• _REQUIRED WORK_:
From the entries provided below, copy each line that contains the word "file".

━━━ ENTRIES

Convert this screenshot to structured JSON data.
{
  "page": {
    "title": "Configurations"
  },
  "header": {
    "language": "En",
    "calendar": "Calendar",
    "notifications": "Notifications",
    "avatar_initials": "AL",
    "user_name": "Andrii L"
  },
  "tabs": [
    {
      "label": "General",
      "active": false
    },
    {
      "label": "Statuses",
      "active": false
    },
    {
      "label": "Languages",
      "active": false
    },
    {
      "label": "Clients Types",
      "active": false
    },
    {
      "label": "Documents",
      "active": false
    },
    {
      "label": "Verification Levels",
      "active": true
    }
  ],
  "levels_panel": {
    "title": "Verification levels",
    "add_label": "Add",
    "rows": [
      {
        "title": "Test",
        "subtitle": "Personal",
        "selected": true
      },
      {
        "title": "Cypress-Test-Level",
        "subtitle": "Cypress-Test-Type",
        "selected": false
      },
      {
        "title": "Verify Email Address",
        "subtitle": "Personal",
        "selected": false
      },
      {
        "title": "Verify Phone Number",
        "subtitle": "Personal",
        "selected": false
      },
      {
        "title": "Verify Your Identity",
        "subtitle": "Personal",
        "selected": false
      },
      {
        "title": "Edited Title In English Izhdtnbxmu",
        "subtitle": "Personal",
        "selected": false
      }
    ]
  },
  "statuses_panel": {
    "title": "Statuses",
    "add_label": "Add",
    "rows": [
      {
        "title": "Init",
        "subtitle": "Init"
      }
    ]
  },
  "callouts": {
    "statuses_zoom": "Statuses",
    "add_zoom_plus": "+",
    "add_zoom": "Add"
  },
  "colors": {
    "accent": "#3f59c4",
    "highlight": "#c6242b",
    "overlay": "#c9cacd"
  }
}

━━━━━━
━━━ ENTRIES

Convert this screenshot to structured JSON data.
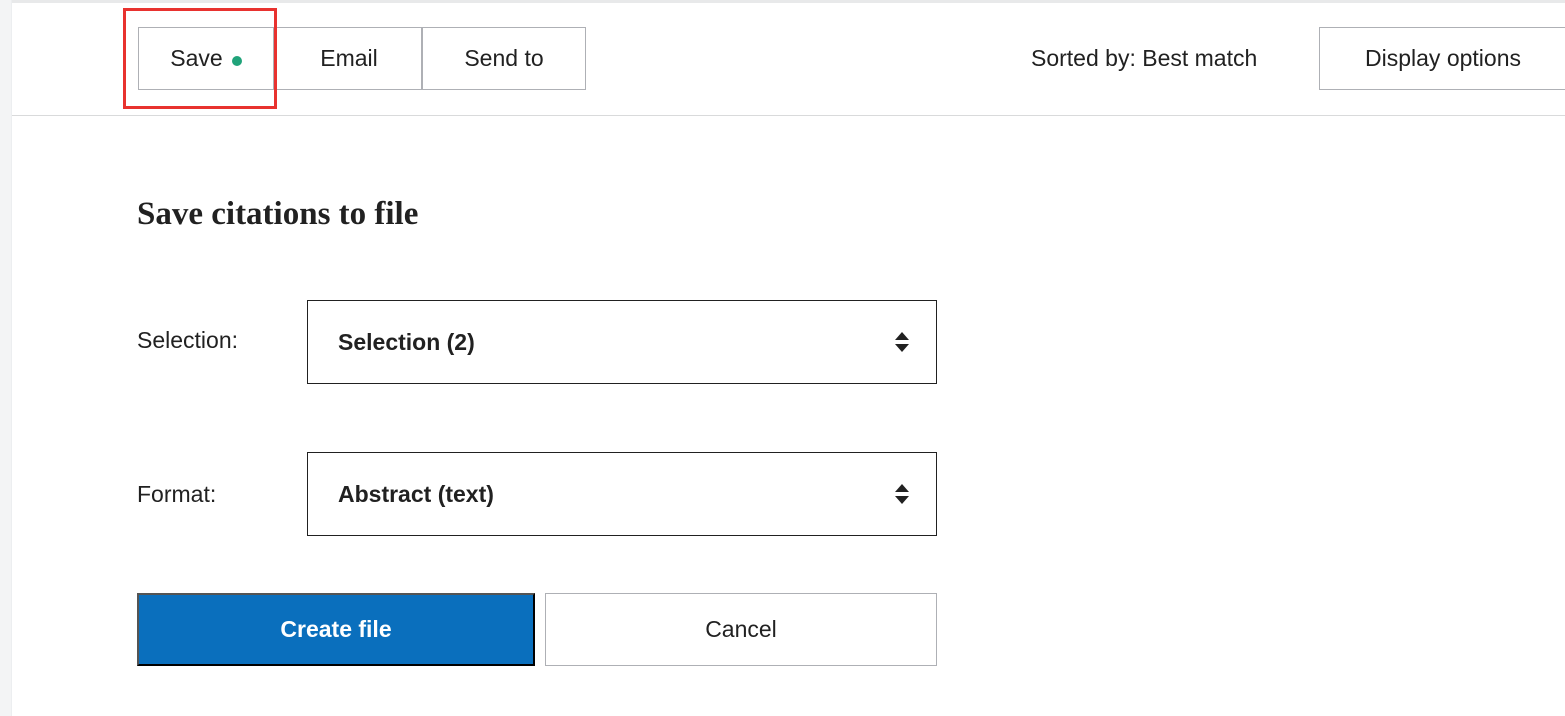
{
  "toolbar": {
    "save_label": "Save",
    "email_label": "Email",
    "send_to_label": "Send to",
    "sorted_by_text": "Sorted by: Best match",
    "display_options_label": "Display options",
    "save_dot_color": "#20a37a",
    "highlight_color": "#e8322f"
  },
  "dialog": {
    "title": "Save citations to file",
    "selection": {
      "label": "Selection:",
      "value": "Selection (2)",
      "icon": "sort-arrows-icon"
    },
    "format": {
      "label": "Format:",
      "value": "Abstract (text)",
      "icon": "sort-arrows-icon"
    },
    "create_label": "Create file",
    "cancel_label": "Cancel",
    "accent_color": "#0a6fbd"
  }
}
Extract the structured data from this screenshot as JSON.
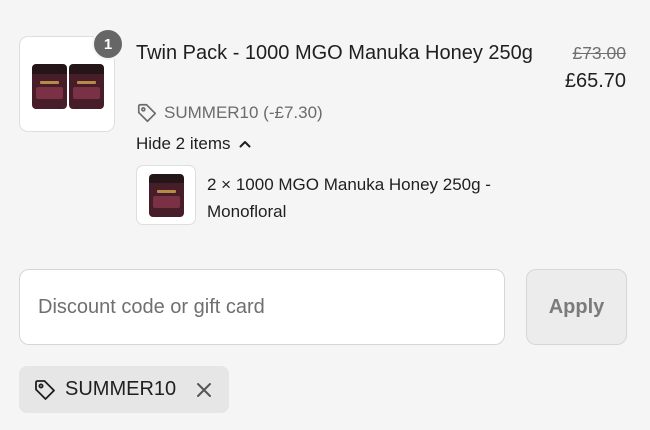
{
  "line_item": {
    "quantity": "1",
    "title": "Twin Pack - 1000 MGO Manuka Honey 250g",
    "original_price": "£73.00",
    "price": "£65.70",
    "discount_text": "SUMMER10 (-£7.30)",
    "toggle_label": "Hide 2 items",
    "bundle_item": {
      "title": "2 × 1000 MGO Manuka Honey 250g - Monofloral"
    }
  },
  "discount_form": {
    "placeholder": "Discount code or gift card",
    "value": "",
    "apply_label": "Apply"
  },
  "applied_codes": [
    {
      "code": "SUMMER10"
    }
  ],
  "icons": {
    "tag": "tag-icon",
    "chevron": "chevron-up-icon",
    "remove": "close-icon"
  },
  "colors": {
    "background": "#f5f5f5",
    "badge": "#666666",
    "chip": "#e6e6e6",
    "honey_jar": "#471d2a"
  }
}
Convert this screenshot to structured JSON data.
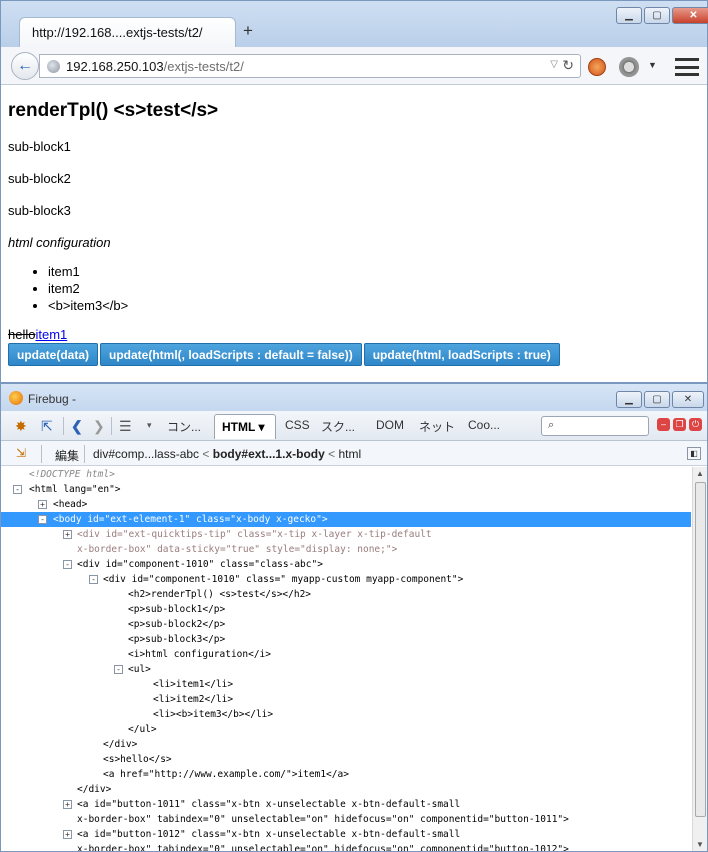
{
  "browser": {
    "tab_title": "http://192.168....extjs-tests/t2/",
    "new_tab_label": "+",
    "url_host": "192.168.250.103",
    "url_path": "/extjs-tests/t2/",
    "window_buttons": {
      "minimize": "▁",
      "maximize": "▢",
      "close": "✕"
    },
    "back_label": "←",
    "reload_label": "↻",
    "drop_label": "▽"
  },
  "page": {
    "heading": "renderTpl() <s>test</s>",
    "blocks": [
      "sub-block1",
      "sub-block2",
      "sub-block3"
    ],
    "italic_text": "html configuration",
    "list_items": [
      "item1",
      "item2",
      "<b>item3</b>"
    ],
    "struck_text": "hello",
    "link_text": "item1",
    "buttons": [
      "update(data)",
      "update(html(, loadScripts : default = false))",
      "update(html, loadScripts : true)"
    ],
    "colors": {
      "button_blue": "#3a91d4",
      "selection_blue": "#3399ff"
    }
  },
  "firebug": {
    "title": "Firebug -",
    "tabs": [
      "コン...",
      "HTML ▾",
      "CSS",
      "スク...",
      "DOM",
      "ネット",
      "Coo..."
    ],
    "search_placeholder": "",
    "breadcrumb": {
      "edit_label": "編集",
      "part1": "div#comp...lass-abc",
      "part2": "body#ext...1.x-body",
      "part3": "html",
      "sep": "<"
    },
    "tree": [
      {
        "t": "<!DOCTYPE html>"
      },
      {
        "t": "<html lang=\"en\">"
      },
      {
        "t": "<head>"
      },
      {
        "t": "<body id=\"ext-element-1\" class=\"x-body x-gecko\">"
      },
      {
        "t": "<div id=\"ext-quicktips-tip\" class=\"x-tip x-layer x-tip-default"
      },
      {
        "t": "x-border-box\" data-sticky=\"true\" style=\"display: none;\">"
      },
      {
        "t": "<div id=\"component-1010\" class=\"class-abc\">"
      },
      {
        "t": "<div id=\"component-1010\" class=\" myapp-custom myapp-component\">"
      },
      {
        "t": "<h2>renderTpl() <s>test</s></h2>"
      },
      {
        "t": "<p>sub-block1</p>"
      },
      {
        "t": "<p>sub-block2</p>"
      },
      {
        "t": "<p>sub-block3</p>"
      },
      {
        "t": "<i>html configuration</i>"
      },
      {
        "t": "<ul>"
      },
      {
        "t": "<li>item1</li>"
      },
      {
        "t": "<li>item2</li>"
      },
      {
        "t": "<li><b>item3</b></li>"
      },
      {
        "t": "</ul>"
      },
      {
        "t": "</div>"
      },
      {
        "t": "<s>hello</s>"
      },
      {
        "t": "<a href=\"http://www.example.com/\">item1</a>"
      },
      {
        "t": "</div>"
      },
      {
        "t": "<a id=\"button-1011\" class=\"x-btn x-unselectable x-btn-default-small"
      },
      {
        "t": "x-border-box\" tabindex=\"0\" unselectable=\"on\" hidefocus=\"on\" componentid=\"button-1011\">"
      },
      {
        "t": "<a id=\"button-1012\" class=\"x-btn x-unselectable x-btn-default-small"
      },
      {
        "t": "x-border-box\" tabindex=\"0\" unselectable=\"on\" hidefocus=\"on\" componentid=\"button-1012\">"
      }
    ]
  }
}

━━━━━━
━━━ ENTRIES

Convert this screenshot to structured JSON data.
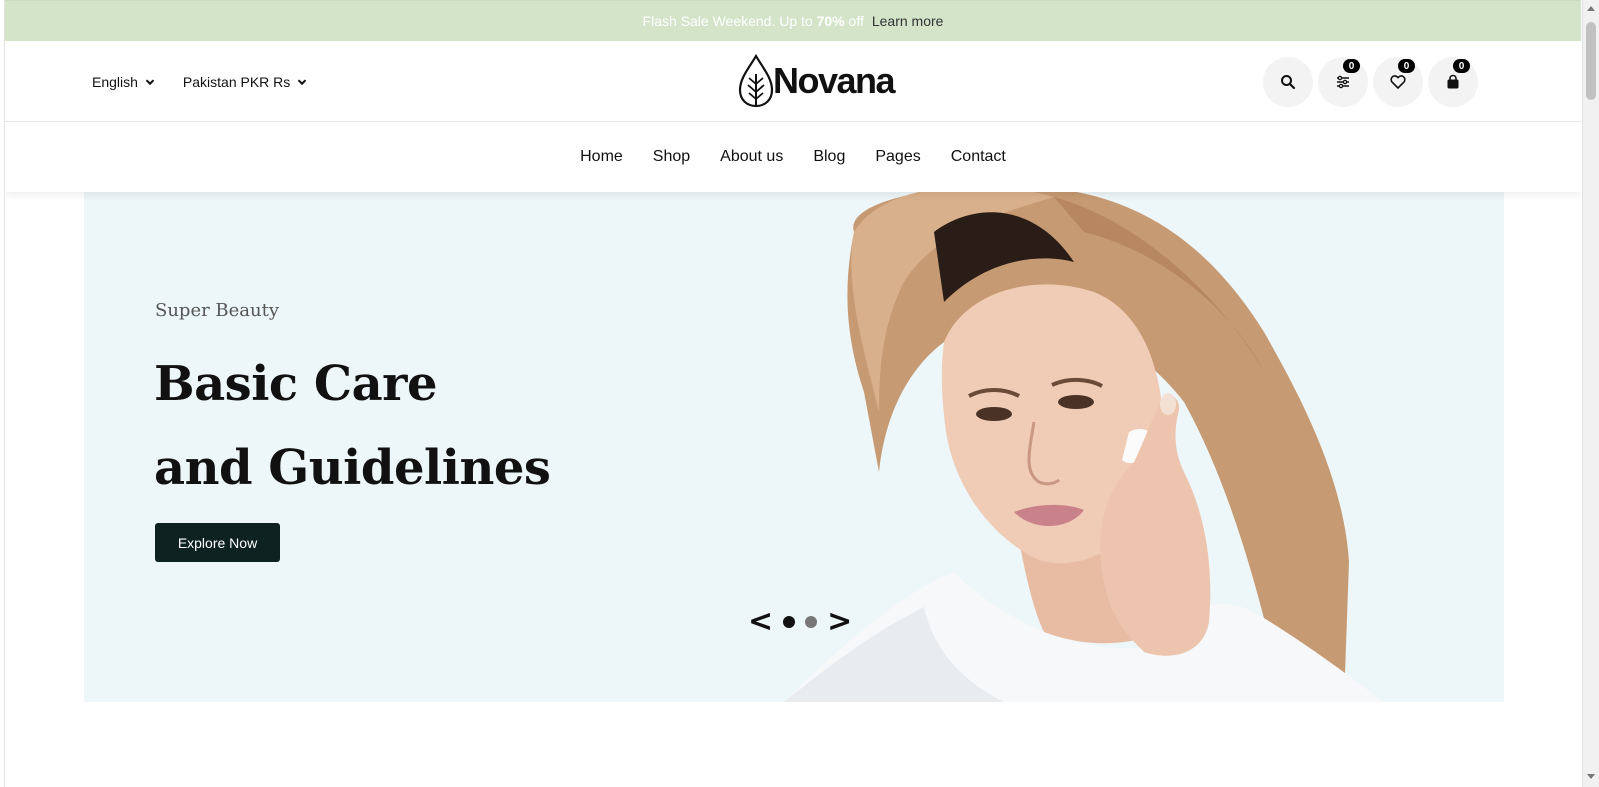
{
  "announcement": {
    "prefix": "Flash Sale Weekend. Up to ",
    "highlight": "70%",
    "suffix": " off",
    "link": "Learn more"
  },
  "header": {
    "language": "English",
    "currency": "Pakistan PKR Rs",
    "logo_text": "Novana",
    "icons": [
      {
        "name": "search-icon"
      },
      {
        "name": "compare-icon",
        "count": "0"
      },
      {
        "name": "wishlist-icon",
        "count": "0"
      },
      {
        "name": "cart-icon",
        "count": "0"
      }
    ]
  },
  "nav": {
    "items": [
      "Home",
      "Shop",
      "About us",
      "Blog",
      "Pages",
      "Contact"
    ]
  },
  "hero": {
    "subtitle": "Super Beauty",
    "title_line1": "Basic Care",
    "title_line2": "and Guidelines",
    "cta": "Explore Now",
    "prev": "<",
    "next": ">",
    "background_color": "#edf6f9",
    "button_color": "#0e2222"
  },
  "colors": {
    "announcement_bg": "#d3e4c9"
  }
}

━━━━━━

• _EXERCISE RESULT_:
    "title": "Save citations to file",
    "create_label": "Create file",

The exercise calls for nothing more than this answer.